:: Records to process ::
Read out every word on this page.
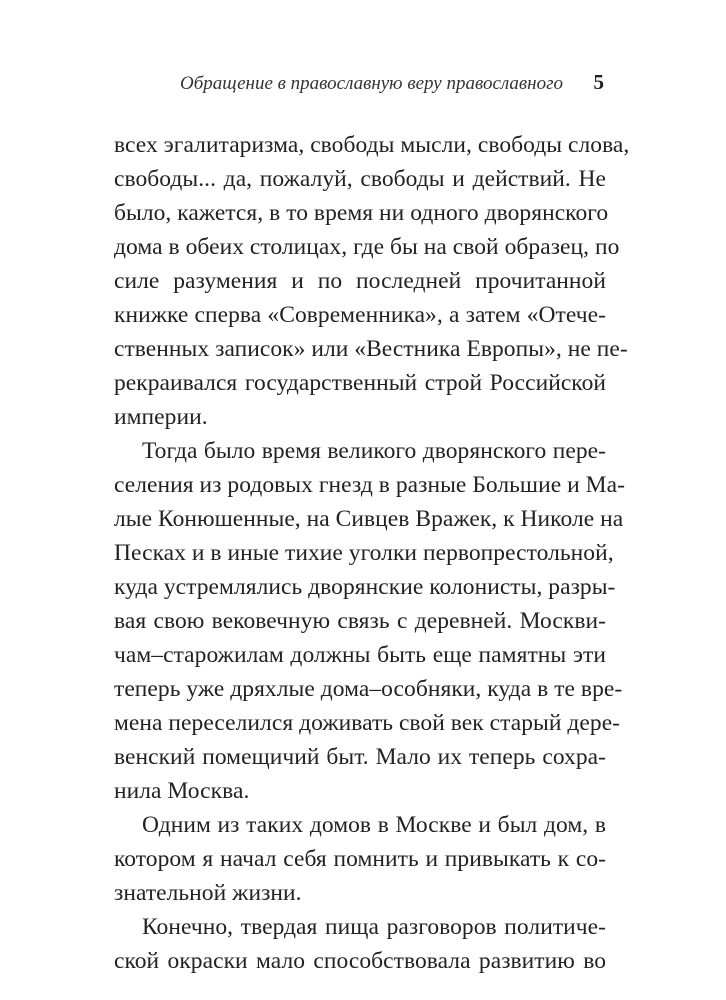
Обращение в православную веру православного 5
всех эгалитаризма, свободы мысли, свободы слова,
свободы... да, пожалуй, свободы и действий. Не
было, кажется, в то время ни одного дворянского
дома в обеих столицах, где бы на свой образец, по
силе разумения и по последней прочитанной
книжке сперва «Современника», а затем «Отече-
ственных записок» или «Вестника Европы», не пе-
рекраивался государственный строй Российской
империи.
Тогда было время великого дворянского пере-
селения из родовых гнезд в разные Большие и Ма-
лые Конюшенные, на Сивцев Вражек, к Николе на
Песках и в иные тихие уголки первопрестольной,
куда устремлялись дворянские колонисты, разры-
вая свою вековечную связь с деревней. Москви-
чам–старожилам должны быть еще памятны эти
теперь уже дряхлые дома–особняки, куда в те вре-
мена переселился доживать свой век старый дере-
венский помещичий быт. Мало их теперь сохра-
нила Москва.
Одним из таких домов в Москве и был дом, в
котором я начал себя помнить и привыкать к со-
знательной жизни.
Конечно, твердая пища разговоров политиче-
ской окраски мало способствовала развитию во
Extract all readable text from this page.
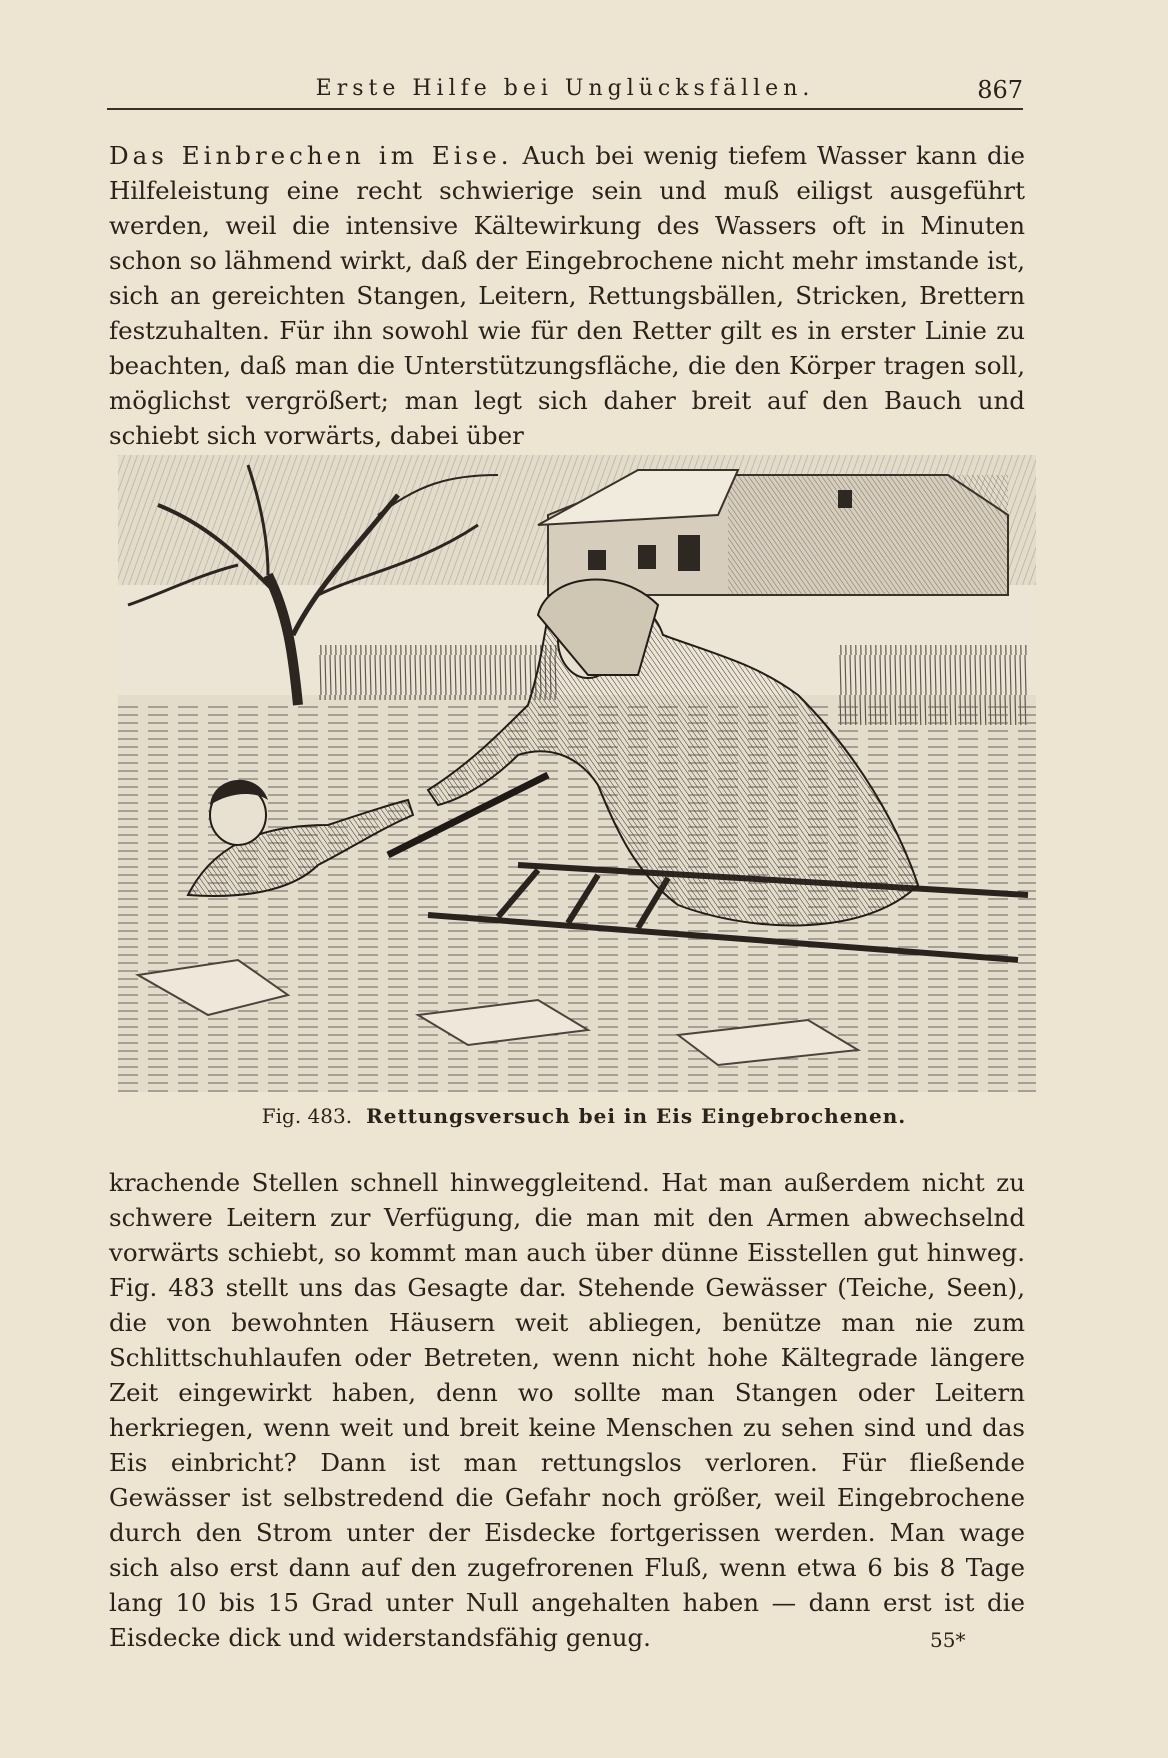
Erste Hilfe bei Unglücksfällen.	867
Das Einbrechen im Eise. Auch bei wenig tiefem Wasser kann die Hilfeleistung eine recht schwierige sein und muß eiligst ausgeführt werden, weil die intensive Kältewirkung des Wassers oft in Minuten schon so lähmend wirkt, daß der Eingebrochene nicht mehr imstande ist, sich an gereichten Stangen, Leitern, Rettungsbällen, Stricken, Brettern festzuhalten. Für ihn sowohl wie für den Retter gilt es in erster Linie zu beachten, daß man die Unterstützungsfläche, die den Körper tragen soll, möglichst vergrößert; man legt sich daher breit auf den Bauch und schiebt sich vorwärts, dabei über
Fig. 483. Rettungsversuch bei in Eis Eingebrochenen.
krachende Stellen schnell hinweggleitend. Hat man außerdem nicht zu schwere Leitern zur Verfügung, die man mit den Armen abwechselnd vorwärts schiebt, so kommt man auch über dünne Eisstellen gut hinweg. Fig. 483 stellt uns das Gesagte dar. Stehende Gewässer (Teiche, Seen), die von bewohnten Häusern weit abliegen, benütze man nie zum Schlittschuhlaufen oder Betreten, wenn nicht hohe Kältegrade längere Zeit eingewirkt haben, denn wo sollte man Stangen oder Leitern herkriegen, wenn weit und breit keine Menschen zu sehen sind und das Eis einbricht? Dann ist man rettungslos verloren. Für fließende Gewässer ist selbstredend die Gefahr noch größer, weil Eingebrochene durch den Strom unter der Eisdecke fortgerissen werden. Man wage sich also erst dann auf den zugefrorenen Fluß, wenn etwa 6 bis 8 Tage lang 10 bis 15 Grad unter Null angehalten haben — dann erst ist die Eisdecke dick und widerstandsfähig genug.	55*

--

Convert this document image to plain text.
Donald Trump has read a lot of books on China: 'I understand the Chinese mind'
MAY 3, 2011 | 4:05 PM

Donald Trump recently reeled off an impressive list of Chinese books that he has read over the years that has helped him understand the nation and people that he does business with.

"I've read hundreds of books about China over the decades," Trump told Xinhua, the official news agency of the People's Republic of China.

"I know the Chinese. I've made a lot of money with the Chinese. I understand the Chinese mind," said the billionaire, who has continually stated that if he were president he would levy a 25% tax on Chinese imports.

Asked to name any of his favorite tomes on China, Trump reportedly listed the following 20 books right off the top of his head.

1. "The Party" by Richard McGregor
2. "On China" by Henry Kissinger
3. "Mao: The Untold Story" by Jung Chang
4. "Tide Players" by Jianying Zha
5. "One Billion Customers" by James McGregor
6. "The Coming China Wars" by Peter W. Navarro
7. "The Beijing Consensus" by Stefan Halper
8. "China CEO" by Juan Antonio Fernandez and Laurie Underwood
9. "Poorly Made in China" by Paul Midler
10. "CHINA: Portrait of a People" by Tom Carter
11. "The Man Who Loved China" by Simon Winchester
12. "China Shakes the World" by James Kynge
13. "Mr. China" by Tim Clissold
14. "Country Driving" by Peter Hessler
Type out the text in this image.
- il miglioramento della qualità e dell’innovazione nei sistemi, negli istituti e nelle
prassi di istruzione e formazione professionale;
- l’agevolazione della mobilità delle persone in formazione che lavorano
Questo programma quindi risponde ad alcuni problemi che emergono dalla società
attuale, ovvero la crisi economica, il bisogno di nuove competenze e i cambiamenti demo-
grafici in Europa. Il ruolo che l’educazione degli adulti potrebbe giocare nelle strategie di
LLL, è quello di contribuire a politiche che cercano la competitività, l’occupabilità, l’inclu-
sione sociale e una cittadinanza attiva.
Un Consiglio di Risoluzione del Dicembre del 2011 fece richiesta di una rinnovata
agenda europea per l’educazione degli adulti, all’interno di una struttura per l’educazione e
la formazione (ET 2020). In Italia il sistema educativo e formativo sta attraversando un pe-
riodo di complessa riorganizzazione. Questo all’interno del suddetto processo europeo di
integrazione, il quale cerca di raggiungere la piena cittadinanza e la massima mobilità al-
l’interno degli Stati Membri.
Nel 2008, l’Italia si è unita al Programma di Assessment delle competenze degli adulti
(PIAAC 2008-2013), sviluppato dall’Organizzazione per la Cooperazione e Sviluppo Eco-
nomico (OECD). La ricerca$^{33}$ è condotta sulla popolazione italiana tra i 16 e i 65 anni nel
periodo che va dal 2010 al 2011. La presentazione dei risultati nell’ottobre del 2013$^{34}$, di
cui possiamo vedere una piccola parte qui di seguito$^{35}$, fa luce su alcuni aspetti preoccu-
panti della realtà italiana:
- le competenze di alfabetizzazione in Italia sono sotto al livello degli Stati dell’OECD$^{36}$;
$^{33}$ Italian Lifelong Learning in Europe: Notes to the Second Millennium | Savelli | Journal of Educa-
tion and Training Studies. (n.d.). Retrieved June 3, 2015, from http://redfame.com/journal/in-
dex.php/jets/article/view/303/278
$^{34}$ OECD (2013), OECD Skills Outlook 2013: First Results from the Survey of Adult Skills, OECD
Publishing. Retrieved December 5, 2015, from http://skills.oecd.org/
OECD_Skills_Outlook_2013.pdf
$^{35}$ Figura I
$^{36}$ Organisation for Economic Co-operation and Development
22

==

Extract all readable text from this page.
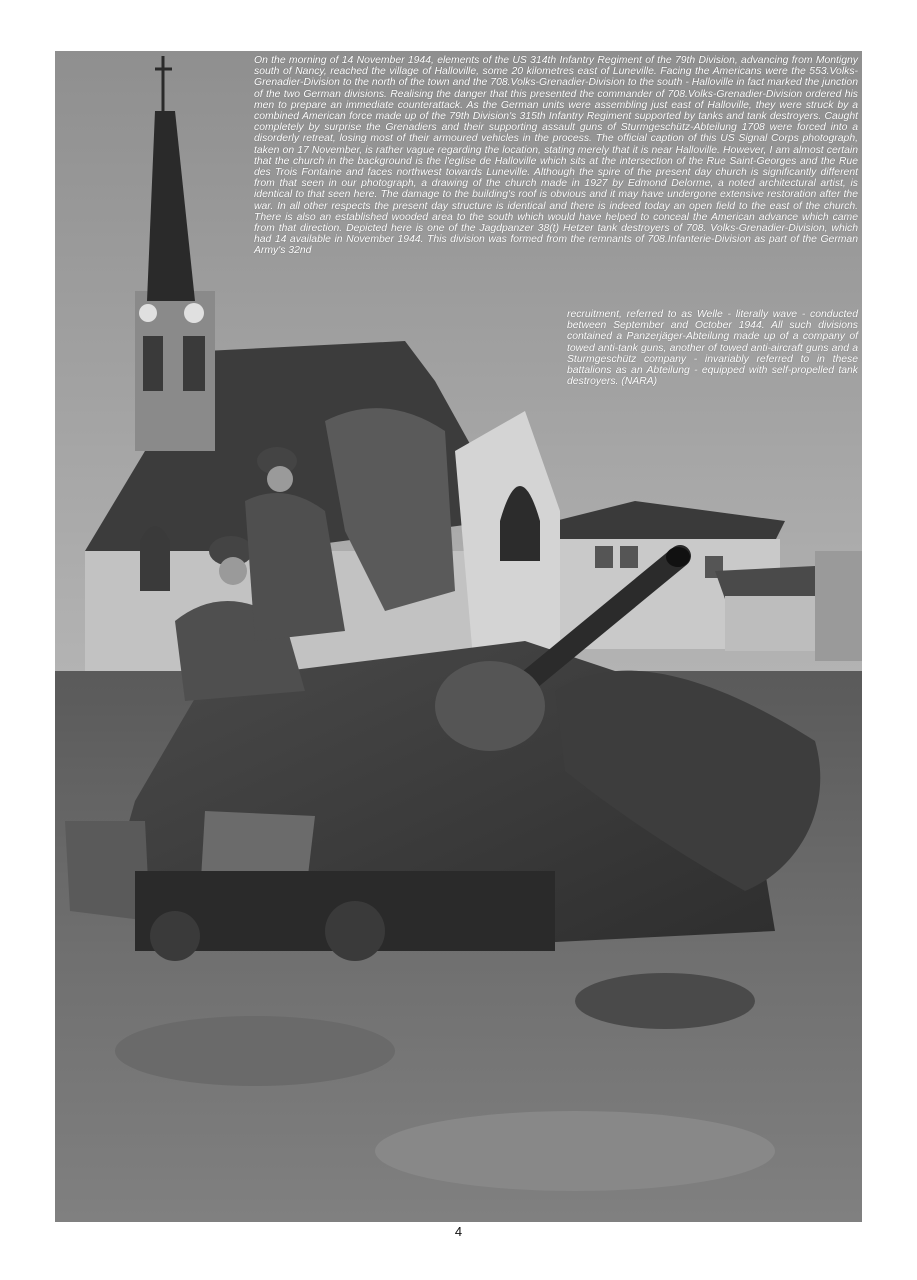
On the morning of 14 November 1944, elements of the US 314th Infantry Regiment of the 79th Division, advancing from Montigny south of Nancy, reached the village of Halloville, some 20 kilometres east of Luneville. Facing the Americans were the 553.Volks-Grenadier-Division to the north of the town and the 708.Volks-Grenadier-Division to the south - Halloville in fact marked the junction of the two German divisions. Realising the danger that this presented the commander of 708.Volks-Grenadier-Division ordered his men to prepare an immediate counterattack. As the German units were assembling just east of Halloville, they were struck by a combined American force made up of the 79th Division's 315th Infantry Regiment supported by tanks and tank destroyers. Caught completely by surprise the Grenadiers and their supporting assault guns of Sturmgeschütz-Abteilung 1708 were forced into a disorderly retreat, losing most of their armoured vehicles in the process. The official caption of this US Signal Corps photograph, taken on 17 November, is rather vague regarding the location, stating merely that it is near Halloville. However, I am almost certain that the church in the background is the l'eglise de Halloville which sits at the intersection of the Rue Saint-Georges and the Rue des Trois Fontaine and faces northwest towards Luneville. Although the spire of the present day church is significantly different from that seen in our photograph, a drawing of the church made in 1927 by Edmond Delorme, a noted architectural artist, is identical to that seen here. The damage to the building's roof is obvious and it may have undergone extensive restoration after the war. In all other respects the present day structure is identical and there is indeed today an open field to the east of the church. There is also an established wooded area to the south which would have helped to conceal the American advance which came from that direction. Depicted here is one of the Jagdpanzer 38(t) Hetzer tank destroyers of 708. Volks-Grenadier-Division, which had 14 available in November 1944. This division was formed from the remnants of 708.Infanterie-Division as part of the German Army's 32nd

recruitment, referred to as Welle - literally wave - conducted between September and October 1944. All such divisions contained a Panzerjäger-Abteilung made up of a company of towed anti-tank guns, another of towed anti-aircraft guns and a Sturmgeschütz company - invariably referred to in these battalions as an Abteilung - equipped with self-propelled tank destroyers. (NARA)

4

:: Exercise prompt ::
Among the entries above, how many lines hold the string "cittadinanza"? Respond with nothing but the number.

:: Result below ::
2